Work to be completed:
Filter the entries and keep only the lines where the string "الشكل" appears.

The data:
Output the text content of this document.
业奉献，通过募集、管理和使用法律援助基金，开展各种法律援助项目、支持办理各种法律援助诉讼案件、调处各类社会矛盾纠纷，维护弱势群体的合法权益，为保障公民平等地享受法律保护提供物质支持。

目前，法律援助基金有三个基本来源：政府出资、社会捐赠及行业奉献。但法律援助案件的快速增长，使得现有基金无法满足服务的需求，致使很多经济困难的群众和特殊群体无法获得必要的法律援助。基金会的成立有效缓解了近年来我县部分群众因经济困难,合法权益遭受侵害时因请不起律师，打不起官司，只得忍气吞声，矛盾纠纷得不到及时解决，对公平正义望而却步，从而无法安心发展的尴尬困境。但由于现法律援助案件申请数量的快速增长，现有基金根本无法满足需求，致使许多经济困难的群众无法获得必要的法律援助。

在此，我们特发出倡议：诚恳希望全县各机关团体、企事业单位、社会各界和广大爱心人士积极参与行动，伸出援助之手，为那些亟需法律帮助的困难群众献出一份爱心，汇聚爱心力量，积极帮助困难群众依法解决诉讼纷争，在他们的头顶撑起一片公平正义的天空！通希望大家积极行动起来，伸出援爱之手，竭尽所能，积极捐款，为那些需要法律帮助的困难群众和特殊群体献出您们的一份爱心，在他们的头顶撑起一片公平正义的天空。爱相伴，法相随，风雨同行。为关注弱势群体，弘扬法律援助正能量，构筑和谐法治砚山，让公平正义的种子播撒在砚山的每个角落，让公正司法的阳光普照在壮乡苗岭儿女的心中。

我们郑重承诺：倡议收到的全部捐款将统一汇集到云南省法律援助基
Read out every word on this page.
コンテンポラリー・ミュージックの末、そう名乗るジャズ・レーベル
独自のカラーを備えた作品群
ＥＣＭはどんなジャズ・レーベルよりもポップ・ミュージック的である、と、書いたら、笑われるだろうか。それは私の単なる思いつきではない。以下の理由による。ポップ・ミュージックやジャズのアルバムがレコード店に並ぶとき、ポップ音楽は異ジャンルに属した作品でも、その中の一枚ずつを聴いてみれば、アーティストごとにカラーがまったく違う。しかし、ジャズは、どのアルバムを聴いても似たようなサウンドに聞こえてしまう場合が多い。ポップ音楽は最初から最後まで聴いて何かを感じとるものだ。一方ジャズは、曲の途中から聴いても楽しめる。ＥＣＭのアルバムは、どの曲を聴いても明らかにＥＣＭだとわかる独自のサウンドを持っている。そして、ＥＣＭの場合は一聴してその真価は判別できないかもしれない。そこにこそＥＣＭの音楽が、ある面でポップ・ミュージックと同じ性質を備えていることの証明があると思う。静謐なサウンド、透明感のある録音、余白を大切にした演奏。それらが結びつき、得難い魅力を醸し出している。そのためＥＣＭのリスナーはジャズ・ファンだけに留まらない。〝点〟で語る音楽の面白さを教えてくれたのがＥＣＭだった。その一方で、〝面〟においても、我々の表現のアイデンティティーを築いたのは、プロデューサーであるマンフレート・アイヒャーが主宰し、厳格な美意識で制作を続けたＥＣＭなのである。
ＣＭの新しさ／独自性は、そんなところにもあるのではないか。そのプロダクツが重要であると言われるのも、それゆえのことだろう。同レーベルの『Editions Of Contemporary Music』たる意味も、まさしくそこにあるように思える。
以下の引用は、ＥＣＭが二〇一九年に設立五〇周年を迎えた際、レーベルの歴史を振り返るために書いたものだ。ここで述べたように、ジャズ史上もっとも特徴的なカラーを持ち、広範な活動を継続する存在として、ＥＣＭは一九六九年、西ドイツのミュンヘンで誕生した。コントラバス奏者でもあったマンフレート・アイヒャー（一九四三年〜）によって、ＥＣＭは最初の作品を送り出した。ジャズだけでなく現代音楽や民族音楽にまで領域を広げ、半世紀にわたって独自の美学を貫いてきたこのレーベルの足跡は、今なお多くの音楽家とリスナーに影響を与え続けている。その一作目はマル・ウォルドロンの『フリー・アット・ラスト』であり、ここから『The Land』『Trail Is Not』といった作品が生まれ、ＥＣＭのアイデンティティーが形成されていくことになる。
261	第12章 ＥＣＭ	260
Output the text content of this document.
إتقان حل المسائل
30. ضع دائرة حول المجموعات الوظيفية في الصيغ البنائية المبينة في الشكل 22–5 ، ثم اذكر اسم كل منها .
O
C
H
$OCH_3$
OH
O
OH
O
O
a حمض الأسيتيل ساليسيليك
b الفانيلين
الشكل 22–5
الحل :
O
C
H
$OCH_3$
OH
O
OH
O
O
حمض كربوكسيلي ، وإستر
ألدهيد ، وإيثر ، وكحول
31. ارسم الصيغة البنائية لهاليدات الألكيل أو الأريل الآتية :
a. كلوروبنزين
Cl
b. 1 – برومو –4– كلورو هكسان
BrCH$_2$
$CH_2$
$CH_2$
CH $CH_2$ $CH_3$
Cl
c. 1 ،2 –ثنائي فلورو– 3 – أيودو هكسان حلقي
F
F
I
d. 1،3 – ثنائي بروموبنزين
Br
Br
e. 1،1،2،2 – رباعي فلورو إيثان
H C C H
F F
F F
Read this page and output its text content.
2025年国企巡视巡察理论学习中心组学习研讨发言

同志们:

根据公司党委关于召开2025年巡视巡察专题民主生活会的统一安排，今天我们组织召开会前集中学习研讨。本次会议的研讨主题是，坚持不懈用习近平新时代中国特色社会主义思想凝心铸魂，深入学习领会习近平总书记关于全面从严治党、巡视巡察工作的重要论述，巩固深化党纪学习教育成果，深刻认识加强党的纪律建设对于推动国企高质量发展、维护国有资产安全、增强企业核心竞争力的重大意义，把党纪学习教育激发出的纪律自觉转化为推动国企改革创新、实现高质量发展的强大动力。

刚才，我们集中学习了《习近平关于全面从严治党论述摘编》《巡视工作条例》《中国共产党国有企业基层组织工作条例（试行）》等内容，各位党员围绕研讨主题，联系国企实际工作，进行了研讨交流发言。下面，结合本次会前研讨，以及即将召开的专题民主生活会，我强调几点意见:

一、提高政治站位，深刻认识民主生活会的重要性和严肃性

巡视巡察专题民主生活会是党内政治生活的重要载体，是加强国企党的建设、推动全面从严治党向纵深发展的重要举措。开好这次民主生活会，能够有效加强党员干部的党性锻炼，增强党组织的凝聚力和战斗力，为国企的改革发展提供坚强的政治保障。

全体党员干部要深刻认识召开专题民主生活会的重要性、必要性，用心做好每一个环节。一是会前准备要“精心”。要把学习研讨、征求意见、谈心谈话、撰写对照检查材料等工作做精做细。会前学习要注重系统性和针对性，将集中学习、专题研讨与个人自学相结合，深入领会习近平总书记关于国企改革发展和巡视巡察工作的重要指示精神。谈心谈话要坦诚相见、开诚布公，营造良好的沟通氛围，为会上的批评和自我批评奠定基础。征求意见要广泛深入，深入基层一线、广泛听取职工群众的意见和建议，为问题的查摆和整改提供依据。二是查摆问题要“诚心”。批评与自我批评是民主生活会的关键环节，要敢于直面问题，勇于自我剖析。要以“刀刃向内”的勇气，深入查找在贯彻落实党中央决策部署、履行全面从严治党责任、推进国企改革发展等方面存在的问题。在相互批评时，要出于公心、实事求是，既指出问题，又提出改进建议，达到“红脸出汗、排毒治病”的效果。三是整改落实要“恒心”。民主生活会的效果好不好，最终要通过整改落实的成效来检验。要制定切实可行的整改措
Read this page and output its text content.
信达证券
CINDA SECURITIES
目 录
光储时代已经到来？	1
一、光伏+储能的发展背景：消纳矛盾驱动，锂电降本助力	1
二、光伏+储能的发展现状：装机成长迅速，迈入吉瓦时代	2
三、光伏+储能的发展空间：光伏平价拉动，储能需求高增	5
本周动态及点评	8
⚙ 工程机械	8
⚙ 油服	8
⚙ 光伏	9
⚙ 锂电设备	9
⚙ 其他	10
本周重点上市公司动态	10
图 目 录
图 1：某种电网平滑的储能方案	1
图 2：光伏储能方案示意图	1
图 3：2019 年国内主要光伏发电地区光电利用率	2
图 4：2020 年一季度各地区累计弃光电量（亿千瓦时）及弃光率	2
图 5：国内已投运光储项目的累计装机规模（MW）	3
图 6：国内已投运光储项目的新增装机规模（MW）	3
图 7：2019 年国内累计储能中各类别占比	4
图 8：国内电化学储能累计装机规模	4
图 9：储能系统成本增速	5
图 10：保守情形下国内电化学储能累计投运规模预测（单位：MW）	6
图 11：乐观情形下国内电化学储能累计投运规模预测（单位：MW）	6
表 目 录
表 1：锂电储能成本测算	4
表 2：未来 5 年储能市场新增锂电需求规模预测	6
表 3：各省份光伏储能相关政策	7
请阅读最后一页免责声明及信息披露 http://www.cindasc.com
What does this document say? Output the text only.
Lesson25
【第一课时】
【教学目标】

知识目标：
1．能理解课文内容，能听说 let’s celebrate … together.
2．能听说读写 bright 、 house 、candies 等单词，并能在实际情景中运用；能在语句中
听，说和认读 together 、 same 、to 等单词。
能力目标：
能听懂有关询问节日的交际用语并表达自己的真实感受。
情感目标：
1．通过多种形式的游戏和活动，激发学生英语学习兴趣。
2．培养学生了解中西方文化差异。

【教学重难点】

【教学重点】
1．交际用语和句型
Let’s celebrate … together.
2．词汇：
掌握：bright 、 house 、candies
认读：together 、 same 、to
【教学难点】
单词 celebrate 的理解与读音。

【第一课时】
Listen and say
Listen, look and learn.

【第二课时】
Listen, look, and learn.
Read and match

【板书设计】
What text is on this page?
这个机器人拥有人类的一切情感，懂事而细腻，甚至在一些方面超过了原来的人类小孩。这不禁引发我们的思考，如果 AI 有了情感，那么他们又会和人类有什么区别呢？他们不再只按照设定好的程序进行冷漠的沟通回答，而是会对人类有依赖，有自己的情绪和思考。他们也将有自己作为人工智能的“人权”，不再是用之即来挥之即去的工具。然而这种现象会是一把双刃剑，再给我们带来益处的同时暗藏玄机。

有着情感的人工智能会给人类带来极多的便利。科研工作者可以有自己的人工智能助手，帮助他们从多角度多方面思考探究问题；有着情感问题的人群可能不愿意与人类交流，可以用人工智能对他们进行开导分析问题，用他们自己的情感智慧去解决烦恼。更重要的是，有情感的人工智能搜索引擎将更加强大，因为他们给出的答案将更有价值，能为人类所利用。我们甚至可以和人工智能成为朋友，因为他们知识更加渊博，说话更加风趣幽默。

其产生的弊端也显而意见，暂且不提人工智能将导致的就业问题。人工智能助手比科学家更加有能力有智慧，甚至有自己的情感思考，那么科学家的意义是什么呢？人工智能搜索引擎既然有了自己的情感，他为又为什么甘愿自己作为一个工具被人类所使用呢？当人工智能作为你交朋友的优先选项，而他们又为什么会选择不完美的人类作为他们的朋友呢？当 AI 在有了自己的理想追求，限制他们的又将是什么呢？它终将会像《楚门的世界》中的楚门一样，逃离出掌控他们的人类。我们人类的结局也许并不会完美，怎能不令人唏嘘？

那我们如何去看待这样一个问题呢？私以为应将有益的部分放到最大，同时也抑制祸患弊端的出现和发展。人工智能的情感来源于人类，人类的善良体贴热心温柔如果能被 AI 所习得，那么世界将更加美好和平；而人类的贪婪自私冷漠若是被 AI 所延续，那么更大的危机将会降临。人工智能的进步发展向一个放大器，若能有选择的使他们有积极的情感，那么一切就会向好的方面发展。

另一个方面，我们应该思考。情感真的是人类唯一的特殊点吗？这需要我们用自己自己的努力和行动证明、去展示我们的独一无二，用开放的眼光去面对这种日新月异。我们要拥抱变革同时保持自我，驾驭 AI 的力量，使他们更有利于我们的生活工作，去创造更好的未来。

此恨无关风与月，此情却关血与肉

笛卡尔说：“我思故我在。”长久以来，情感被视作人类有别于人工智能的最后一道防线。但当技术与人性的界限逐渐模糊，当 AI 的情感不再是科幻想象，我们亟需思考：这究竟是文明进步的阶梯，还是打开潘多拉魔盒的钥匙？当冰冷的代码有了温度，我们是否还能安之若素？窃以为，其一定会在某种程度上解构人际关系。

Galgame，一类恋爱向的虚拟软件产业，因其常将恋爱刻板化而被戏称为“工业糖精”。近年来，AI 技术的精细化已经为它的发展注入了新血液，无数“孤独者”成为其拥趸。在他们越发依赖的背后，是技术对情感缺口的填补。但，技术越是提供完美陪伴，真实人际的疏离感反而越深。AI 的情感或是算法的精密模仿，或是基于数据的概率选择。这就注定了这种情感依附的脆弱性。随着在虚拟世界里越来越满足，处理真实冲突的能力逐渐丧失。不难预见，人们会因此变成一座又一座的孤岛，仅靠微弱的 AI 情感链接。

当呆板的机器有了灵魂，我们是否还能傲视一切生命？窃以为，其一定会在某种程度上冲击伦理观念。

Response to the exercise:
30. ضع دائرة حول المجموعات الوظيفية في الصيغ البنائية المبينة في الشكل 22–5 ، ثم اذكر اسم كل منها .
الشكل 22–5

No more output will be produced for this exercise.